Copy out verbatim the lines of the listing below that fall between the line holding "480, 695, 494]" and the line holding "329, 724, 346]", inclusive.
== DATA ENTRIES
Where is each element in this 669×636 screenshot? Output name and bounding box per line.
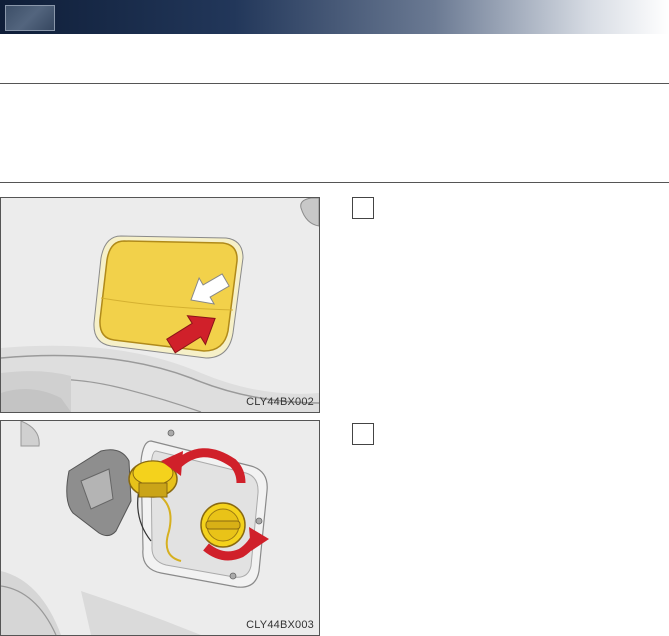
- step-1-box: [352, 197, 374, 219]
- divider-section: [0, 182, 669, 183]
- fuel-cap-illustration: [1, 421, 319, 635]
- figure-code: CLY44BX002: [246, 396, 314, 408]
- divider-top: [0, 83, 669, 84]
- figure-fuel-cap: CLY44BX003: [0, 420, 320, 636]
- fuel-cap: [200, 502, 246, 548]
- header-bar: [0, 0, 669, 34]
- step-2-box: [352, 423, 374, 445]
- figure-code: CLY44BX003: [246, 619, 314, 631]
- header-thumbnail: [5, 5, 55, 31]
- figure-fuel-door: CLY44BX002: [0, 197, 320, 413]
- fuel-door-illustration: [1, 198, 319, 412]
- fuel-door-panel: [99, 240, 238, 352]
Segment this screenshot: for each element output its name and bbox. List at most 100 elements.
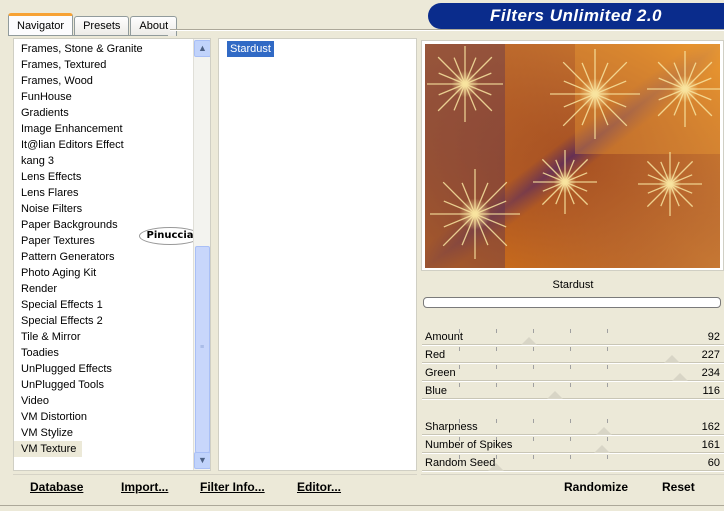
reset-button[interactable]: Reset	[662, 480, 695, 494]
import-button[interactable]: Import...	[121, 480, 168, 494]
slider-thumb[interactable]	[596, 427, 612, 435]
slider-thumb[interactable]	[547, 391, 563, 399]
category-item[interactable]: Render	[14, 281, 194, 297]
category-item[interactable]: Special Effects 1	[14, 297, 194, 313]
progress-bar	[423, 297, 721, 308]
filter-item-stardust[interactable]: Stardust	[227, 41, 274, 57]
slider-tick	[570, 455, 571, 459]
filter-list-panel: Stardust	[218, 38, 417, 471]
category-item[interactable]: Video	[14, 393, 194, 409]
grip-icon: ≡	[200, 344, 205, 351]
selected-filter-name: Stardust	[552, 279, 594, 291]
tab-strip: Navigator Presets About	[8, 12, 178, 36]
param-row-amount: Amount 92	[422, 329, 724, 346]
category-item[interactable]: Image Enhancement	[14, 121, 194, 137]
scroll-down-button[interactable]: ▼	[194, 452, 210, 469]
tab-about[interactable]: About	[130, 16, 178, 36]
category-item[interactable]: VM Texture	[14, 441, 82, 457]
preview-frame	[421, 40, 724, 271]
category-item[interactable]: kang 3	[14, 153, 194, 169]
param-value: 162	[701, 421, 720, 433]
slider-tick	[533, 347, 534, 351]
param-row-blue: Blue 116	[422, 383, 724, 400]
slider-tick	[533, 419, 534, 423]
category-item[interactable]: Frames, Wood	[14, 73, 194, 89]
category-list: Frames, Stone & Granite Frames, Textured F…	[14, 41, 194, 457]
category-item[interactable]: Frames, Textured	[14, 57, 194, 73]
tab-presets[interactable]: Presets	[74, 16, 130, 36]
slider-tick	[607, 455, 608, 459]
tab-strip-divider	[8, 35, 168, 36]
category-item[interactable]: Lens Flares	[14, 185, 194, 201]
slider-thumb[interactable]	[594, 445, 610, 453]
database-button[interactable]: Database	[30, 480, 83, 494]
param-value: 92	[707, 331, 720, 343]
category-item[interactable]: Special Effects 2	[14, 313, 194, 329]
slider-tick	[607, 437, 608, 441]
category-item[interactable]: Tile & Mirror	[14, 329, 194, 345]
category-scrollbar[interactable]: ▲ ≡ ▼	[193, 39, 210, 470]
window-bottom-edge	[0, 505, 724, 511]
chevron-down-icon: ▼	[198, 455, 207, 465]
chevron-up-icon: ▲	[198, 43, 207, 53]
param-label: Number of Spikes	[425, 439, 513, 451]
param-value: 227	[701, 349, 720, 361]
randomize-button[interactable]: Randomize	[564, 480, 628, 494]
category-item[interactable]: Pattern Generators	[14, 249, 194, 265]
slider-tick	[570, 419, 571, 423]
param-label: Amount	[425, 331, 463, 343]
slider-tick	[496, 365, 497, 369]
slider-tick	[496, 455, 497, 459]
slider-tick	[533, 365, 534, 369]
slider-tick	[533, 455, 534, 459]
slider-tick	[570, 347, 571, 351]
category-item[interactable]: VM Distortion	[14, 409, 194, 425]
param-value: 116	[702, 385, 720, 397]
watermark-logo: Pinuccia	[139, 227, 201, 245]
slider-track[interactable]	[422, 398, 724, 400]
param-label: Green	[425, 367, 456, 379]
param-value: 234	[701, 367, 720, 379]
category-item[interactable]: Photo Aging Kit	[14, 265, 194, 281]
slider-thumb[interactable]	[664, 355, 680, 363]
slider-tick	[570, 365, 571, 369]
category-item[interactable]: Lens Effects	[14, 169, 194, 185]
slider-tick	[570, 437, 571, 441]
category-item[interactable]: Noise Filters	[14, 201, 194, 217]
category-list-panel: Frames, Stone & Granite Frames, Textured F…	[13, 38, 211, 471]
param-label: Red	[425, 349, 446, 361]
category-item[interactable]: Frames, Stone & Granite	[14, 41, 194, 57]
category-item[interactable]: VM Stylize	[14, 425, 194, 441]
scroll-up-button[interactable]: ▲	[194, 40, 210, 57]
slider-tick	[570, 383, 571, 387]
scroll-thumb[interactable]: ≡	[195, 246, 210, 453]
slider-tick	[496, 419, 497, 423]
slider-tick	[459, 347, 460, 351]
slider-thumb[interactable]	[521, 337, 537, 345]
param-row-green: Green 234	[422, 365, 724, 382]
slider-thumb[interactable]	[672, 373, 688, 381]
category-item[interactable]: Toadies	[14, 345, 194, 361]
tab-navigator[interactable]: Navigator	[8, 13, 74, 36]
slider-tick	[496, 329, 497, 333]
filter-info-button[interactable]: Filter Info...	[200, 480, 265, 494]
bottom-toolbar-right: Randomize Reset	[421, 474, 724, 500]
slider-tick	[533, 383, 534, 387]
category-item[interactable]: It@lian Editors Effect	[14, 137, 194, 153]
slider-tick	[607, 347, 608, 351]
slider-tick	[607, 365, 608, 369]
param-row-number-of-spikes: Number of Spikes 161	[422, 437, 724, 454]
slider-track[interactable]	[422, 344, 724, 346]
slider-tick	[533, 437, 534, 441]
slider-tick	[496, 347, 497, 351]
preview-image	[425, 44, 720, 268]
param-value: 161	[701, 439, 720, 451]
slider-tick	[496, 383, 497, 387]
category-item[interactable]: UnPlugged Effects	[14, 361, 194, 377]
slider-tick	[607, 383, 608, 387]
slider-tick	[570, 329, 571, 333]
category-item[interactable]: Gradients	[14, 105, 194, 121]
category-item[interactable]: UnPlugged Tools	[14, 377, 194, 393]
editor-button[interactable]: Editor...	[297, 480, 341, 494]
category-item[interactable]: FunHouse	[14, 89, 194, 105]
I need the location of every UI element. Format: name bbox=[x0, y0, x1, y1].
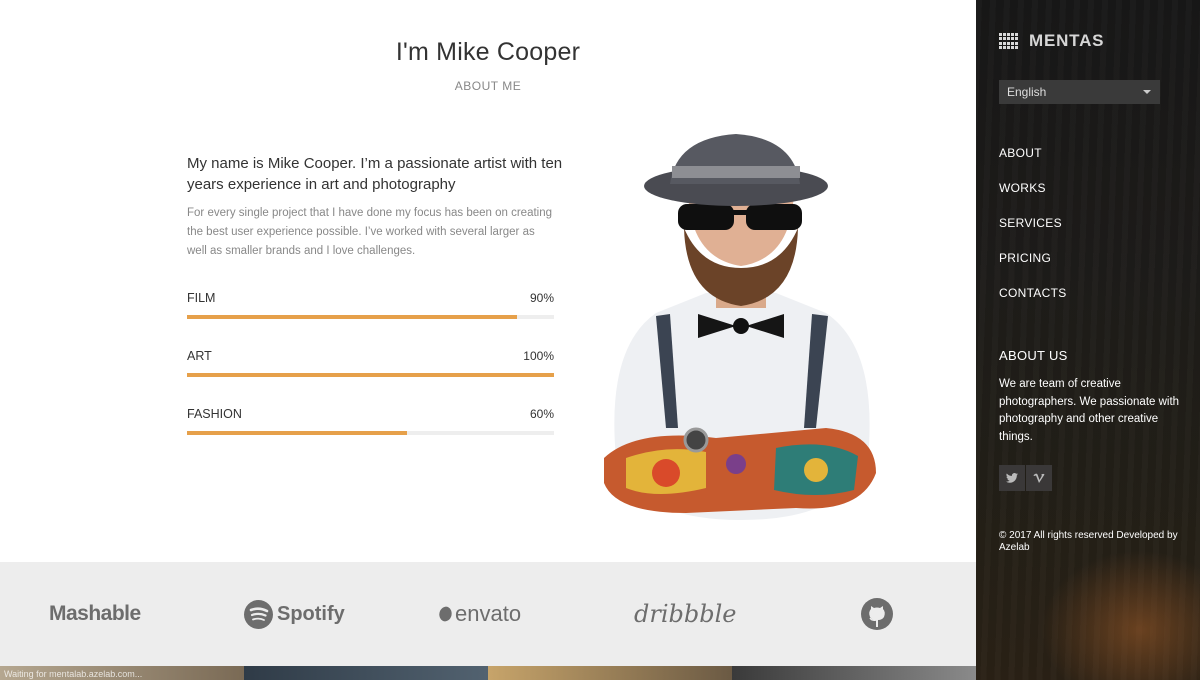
envato-logo-text: envato bbox=[455, 601, 522, 626]
main-content: I'm Mike Cooper ABOUT ME My name is Mike… bbox=[0, 0, 976, 680]
skill-progress-fill bbox=[187, 431, 408, 435]
language-select[interactable]: English bbox=[999, 80, 1160, 104]
skill-progress-fill bbox=[187, 373, 554, 377]
skill-progress-track bbox=[187, 373, 554, 377]
dribbble-logo[interactable]: dribbble bbox=[634, 598, 736, 630]
github-icon[interactable] bbox=[860, 598, 894, 630]
skill-label: ART bbox=[187, 349, 212, 363]
skill-progress-track bbox=[187, 431, 554, 435]
intro-lead: My name is Mike Cooper. I’m a passionate… bbox=[187, 155, 563, 193]
browser-status-text: Waiting for mentalab.azelab.com... bbox=[4, 669, 143, 679]
nav-item-contacts[interactable]: CONTACTS bbox=[999, 286, 1067, 321]
spotify-logo-text: Spotify bbox=[277, 602, 345, 625]
sidebar: MENTAS English ABOUT WORKS SERVICES PRIC… bbox=[976, 0, 1200, 680]
social-links bbox=[999, 465, 1053, 491]
skill-percent: 90% bbox=[529, 291, 554, 305]
twitter-icon[interactable] bbox=[999, 465, 1025, 491]
nav-item-services[interactable]: SERVICES bbox=[999, 216, 1067, 251]
vimeo-icon[interactable] bbox=[1026, 465, 1052, 491]
sidebar-glow bbox=[1040, 550, 1200, 680]
envato-leaf-icon bbox=[436, 605, 455, 623]
mashable-logo-text: Mashable bbox=[49, 602, 141, 625]
gallery-preview-strip bbox=[0, 666, 976, 680]
skill-percent: 60% bbox=[529, 407, 554, 421]
brand-logos-strip: Mashable Spotify envato dribbble bbox=[0, 562, 976, 666]
language-select-value: English bbox=[1007, 85, 1047, 99]
section-subtitle: ABOUT ME bbox=[454, 79, 522, 93]
about-us-heading: ABOUT US bbox=[999, 348, 1068, 363]
skill-label: FILM bbox=[187, 291, 216, 305]
portrait-image bbox=[604, 134, 876, 520]
page-title: I'm Mike Cooper bbox=[395, 38, 581, 66]
logo-text: MENTAS bbox=[1029, 31, 1105, 50]
about-us-text: We are team of creative photographers. W… bbox=[999, 378, 1180, 444]
sidebar-nav: ABOUT WORKS SERVICES PRICING CONTACTS bbox=[999, 146, 1067, 321]
nav-item-pricing[interactable]: PRICING bbox=[999, 251, 1067, 286]
copyright-text: © 2017 All rights reserved Developed by … bbox=[999, 530, 1178, 553]
skill-progress-track bbox=[187, 315, 554, 319]
mashable-logo[interactable]: Mashable bbox=[49, 598, 141, 630]
nav-item-works[interactable]: WORKS bbox=[999, 181, 1067, 216]
nav-item-about[interactable]: ABOUT bbox=[999, 146, 1067, 181]
spotify-logo[interactable]: Spotify bbox=[244, 598, 345, 630]
site-logo[interactable]: MENTAS bbox=[999, 31, 1104, 51]
skill-progress-fill bbox=[187, 315, 518, 319]
envato-logo[interactable]: envato bbox=[436, 598, 522, 630]
dribbble-logo-text: dribbble bbox=[634, 600, 737, 628]
spotify-icon bbox=[244, 599, 273, 629]
skill-percent: 100% bbox=[523, 349, 554, 363]
intro-body: For every single project that I have don… bbox=[187, 207, 553, 257]
grid-logo-icon bbox=[999, 32, 1018, 50]
skill-label: FASHION bbox=[187, 407, 242, 421]
chevron-down-icon bbox=[1143, 90, 1151, 94]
====
### TASK SOLUTION
reset-button[interactable]: Reset	[662, 480, 695, 494]
import-button[interactable]: Import...	[121, 480, 168, 494]
slider-thumb[interactable]	[596, 427, 612, 435]
slider-thumb[interactable]	[547, 391, 563, 399]
category-item[interactable]: Render	[14, 281, 194, 297]
category-item[interactable]: Special Effects 1	[14, 297, 194, 313]
progress-bar	[423, 297, 721, 308]
filter-item-stardust[interactable]: Stardust	[227, 41, 274, 57]
slider-tick	[570, 455, 571, 459]
filter-list-panel: Stardust	[218, 38, 417, 471]
category-item[interactable]: Video	[14, 393, 194, 409]
grip-icon: ≡	[200, 344, 205, 351]
selected-filter-name: Stardust	[552, 279, 594, 291]
tab-strip: Navigator Presets About	[8, 12, 178, 36]
param-row-amount: Amount 92	[422, 329, 724, 346]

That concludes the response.